● EXERCISE: State how many lines of the entries include the string "SMGP", please, leaving out everything but the number.

Part of a data file:
-=-=-

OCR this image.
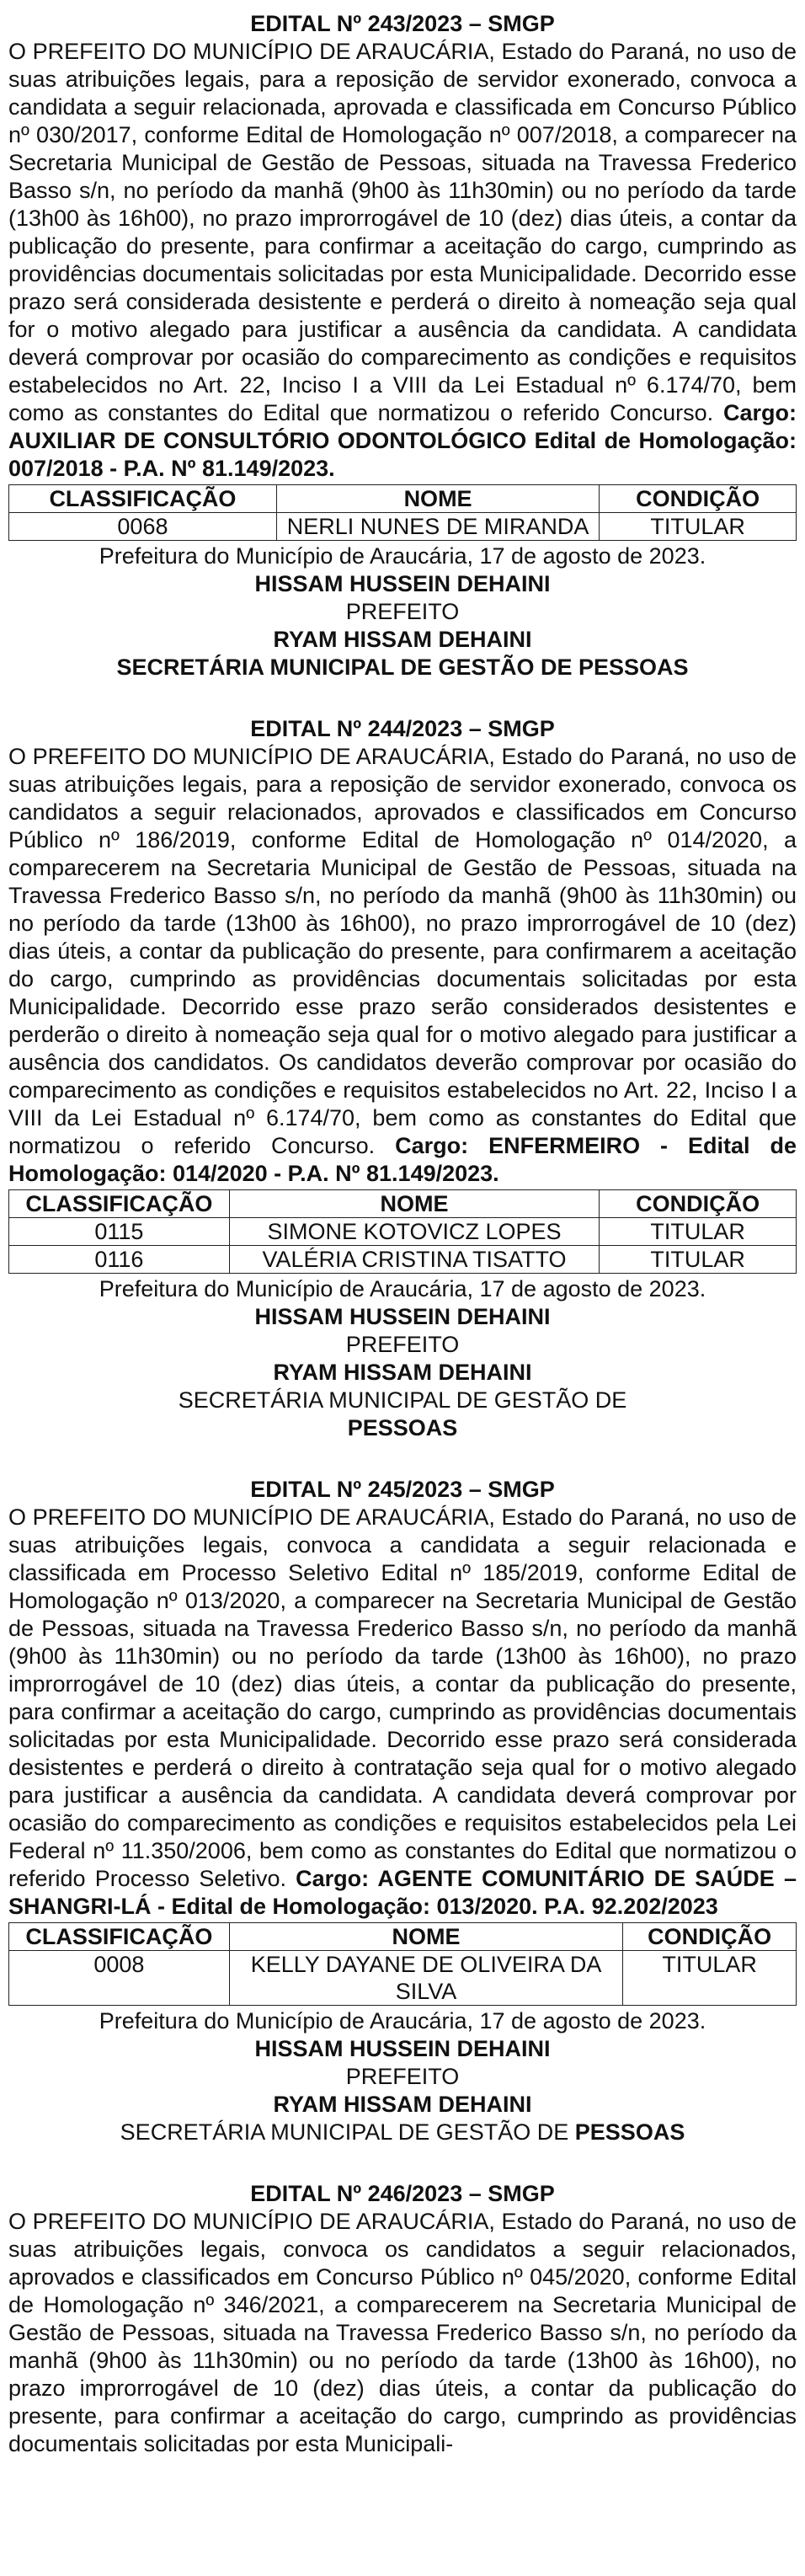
EDITAL Nº 243/2023 – SMGP

O PREFEITO DO MUNICÍPIO DE ARAUCÁRIA, Estado do Paraná, no uso de suas atribuições legais, para a reposição de servidor exonerado, convoca a candidata a seguir relacionada, aprovada e classificada em Concurso Público nº 030/2017, conforme Edital de Homologação nº 007/2018, a comparecer na Secretaria Municipal de Gestão de Pessoas, situada na Travessa Frederico Basso s/n, no período da manhã (9h00 às 11h30min) ou no período da tarde (13h00 às 16h00), no prazo improrrogável de 10 (dez) dias úteis, a contar da publicação do presente, para confirmar a aceitação do cargo, cumprindo as providências documentais solicitadas por esta Municipalidade. Decorrido esse prazo será considerada desistente e perderá o direito à nomeação seja qual for o motivo alegado para justificar a ausência da candidata. A candidata deverá comprovar por ocasião do comparecimento as condições e requisitos estabelecidos no Art. 22, Inciso I a VIII da Lei Estadual nº 6.174/70, bem como as constantes do Edital que normatizou o referido Concurso. Cargo: AUXILIAR DE CONSULTÓRIO ODONTOLÓGICO Edital de Homologação: 007/2018 - P.A. Nº 81.149/2023.

CLASSIFICAÇÃO	NOME	CONDIÇÃO
0068	NERLI NUNES DE MIRANDA	TITULAR

Prefeitura do Município de Araucária, 17 de agosto de 2023.

HISSAM HUSSEIN DEHAINI

PREFEITO

RYAM HISSAM DEHAINI

SECRETÁRIA MUNICIPAL DE GESTÃO DE PESSOAS

EDITAL Nº 244/2023 – SMGP

O PREFEITO DO MUNICÍPIO DE ARAUCÁRIA, Estado do Paraná, no uso de suas atribuições legais, para a reposição de servidor exonerado, convoca os candidatos a seguir relacionados, aprovados e classificados em Concurso Público nº 186/2019, conforme Edital de Homologação nº 014/2020, a comparecerem na Secretaria Municipal de Gestão de Pessoas, situada na Travessa Frederico Basso s/n, no período da manhã (9h00 às 11h30min) ou no período da tarde (13h00 às 16h00), no prazo improrrogável de 10 (dez) dias úteis, a contar da publicação do presente, para confirmarem a aceitação do cargo, cumprindo as providências documentais solicitadas por esta Municipalidade. Decorrido esse prazo serão considerados desistentes e perderão o direito à nomeação seja qual for o motivo alegado para justificar a ausência dos candidatos. Os candidatos deverão comprovar por ocasião do comparecimento as condições e requisitos estabelecidos no Art. 22, Inciso I a VIII da Lei Estadual nº 6.174/70, bem como as constantes do Edital que normatizou o referido Concurso. Cargo: ENFERMEIRO - Edital de Homologação: 014/2020 - P.A. Nº 81.149/2023.

CLASSIFICAÇÃO	NOME	CONDIÇÃO
0115	SIMONE KOTOVICZ LOPES	TITULAR
0116	VALÉRIA CRISTINA TISATTO	TITULAR

Prefeitura do Município de Araucária, 17 de agosto de 2023.

HISSAM HUSSEIN DEHAINI

PREFEITO

RYAM HISSAM DEHAINI

SECRETÁRIA MUNICIPAL DE GESTÃO DE

PESSOAS

EDITAL Nº 245/2023 – SMGP

O PREFEITO DO MUNICÍPIO DE ARAUCÁRIA, Estado do Paraná, no uso de suas atribuições legais, convoca a candidata a seguir relacionada e classificada em Processo Seletivo Edital nº 185/2019, conforme Edital de Homologação nº 013/2020, a comparecer na Secretaria Municipal de Gestão de Pessoas, situada na Travessa Frederico Basso s/n, no período da manhã (9h00 às 11h30min) ou no período da tarde (13h00 às 16h00), no prazo improrrogável de 10 (dez) dias úteis, a contar da publicação do presente, para confirmar a aceitação do cargo, cumprindo as providências documentais solicitadas por esta Municipalidade. Decorrido esse prazo será considerada desistentes e perderá o direito à contratação seja qual for o motivo alegado para justificar a ausência da candidata. A candidata deverá comprovar por ocasião do comparecimento as condições e requisitos estabelecidos pela Lei Federal nº 11.350/2006, bem como as constantes do Edital que normatizou o referido Processo Seletivo. Cargo: AGENTE COMUNITÁRIO DE SAÚDE – SHANGRI-LÁ - Edital de Homologação: 013/2020. P.A. 92.202/2023

CLASSIFICAÇÃO	NOME	CONDIÇÃO
0008	KELLY DAYANE DE OLIVEIRA DA SILVA	TITULAR

Prefeitura do Município de Araucária, 17 de agosto de 2023.

HISSAM HUSSEIN DEHAINI

PREFEITO

RYAM HISSAM DEHAINI

SECRETÁRIA MUNICIPAL DE GESTÃO DE PESSOAS

EDITAL Nº 246/2023 – SMGP

O PREFEITO DO MUNICÍPIO DE ARAUCÁRIA, Estado do Paraná, no uso de suas atribuições legais, convoca os candidatos a seguir relacionados, aprovados e classificados em Concurso Público nº 045/2020, conforme Edital de Homologação nº 346/2021, a comparecerem na Secretaria Municipal de Gestão de Pessoas, situada na Travessa Frederico Basso s/n, no período da manhã (9h00 às 11h30min) ou no período da tarde (13h00 às 16h00), no prazo improrrogável de 10 (dez) dias úteis, a contar da publicação do presente, para confirmar a aceitação do cargo, cumprindo as providências documentais solicitadas por esta Municipali-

-=-=-

● RESULT FOR THIS TASK: 4